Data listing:
• • • • • • •

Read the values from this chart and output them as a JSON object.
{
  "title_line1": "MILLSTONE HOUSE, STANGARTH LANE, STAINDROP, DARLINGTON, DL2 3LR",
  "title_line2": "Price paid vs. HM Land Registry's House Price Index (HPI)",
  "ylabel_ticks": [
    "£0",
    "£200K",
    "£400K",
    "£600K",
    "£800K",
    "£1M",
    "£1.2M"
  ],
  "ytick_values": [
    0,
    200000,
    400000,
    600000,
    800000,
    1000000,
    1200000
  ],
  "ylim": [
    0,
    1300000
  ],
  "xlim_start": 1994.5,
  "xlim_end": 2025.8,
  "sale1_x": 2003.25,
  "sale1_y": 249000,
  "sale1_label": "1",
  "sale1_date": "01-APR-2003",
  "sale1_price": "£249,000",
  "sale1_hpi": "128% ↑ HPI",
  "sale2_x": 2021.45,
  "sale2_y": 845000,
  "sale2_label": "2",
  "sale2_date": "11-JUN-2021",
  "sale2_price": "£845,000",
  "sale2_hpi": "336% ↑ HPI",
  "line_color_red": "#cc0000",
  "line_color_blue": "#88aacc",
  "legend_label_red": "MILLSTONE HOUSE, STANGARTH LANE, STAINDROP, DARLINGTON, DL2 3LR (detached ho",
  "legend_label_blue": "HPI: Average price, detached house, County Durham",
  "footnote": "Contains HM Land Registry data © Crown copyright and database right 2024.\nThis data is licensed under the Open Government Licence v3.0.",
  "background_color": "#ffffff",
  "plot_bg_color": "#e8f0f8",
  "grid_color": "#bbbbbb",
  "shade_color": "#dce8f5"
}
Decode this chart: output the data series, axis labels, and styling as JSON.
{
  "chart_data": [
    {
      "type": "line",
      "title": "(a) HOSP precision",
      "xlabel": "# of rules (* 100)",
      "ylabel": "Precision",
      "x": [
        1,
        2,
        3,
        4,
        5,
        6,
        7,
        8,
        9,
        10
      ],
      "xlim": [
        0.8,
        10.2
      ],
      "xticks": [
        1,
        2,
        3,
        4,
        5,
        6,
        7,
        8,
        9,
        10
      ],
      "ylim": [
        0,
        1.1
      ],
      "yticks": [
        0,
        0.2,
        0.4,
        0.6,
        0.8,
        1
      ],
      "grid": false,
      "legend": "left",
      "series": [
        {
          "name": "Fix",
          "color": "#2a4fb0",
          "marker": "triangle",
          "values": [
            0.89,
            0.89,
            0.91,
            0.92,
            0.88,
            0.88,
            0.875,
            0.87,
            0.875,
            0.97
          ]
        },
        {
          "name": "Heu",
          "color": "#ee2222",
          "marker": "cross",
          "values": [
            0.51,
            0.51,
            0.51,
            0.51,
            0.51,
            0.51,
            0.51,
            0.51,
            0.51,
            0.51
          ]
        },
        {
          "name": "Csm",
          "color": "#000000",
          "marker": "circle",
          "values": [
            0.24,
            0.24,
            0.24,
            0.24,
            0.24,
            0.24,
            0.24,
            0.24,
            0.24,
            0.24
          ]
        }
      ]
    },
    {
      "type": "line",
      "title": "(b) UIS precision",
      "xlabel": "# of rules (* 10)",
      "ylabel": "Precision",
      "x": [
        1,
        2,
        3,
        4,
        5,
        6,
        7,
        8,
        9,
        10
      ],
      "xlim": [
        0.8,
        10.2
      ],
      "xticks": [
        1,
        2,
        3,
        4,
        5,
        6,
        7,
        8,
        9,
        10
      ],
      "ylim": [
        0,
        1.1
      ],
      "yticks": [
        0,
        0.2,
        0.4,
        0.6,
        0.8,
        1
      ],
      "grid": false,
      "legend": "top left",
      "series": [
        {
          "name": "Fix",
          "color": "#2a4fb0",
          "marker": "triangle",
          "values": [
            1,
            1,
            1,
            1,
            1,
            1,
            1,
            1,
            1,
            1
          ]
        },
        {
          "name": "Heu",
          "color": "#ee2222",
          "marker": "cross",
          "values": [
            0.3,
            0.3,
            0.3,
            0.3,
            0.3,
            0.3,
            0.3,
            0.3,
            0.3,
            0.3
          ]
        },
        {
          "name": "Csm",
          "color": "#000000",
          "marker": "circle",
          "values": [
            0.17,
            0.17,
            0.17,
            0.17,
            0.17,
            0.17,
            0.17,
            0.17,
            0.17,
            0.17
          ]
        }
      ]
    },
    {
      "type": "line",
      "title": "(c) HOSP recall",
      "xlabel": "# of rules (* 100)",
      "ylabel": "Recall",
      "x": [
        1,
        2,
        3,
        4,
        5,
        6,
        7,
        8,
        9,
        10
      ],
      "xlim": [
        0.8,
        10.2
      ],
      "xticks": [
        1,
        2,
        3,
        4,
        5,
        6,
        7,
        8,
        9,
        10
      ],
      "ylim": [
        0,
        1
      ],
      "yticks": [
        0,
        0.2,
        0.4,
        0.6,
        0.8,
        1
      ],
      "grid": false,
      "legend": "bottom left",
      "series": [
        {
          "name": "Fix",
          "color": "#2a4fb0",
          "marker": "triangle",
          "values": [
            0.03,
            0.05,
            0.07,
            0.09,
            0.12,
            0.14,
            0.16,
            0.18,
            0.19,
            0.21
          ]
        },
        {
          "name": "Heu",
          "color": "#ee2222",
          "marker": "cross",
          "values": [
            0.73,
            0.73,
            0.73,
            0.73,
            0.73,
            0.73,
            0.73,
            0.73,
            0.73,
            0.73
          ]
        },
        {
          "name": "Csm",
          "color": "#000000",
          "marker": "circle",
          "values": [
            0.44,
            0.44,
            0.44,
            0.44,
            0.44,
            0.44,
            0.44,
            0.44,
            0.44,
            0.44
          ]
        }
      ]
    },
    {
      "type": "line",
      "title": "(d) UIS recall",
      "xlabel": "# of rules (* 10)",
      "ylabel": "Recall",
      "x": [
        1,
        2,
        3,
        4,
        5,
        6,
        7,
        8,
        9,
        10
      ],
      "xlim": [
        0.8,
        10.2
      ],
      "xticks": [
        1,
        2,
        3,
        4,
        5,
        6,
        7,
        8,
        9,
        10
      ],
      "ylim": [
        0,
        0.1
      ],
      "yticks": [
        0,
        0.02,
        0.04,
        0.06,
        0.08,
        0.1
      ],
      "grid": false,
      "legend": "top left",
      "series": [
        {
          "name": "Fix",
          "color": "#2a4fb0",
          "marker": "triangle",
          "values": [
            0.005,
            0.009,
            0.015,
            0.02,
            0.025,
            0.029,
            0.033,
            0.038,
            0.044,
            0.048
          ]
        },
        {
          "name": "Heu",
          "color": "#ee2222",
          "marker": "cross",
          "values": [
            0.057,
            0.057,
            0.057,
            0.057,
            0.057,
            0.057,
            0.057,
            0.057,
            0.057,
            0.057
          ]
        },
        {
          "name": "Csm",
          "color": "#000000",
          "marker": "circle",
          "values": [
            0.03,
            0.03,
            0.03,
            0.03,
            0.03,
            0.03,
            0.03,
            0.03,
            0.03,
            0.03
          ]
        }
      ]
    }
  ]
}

• • • • • • •

(What you should do): Look through the listing above. Pick out each line with "DARLINGTON" and copy it.

(Response to this exercise):
  "title_line1": "MILLSTONE HOUSE, STANGARTH LANE, STAINDROP, DARLINGTON, DL2 3LR",
  "legend_label_red": "MILLSTONE HOUSE, STANGARTH LANE, STAINDROP, DARLINGTON, DL2 3LR (detached ho",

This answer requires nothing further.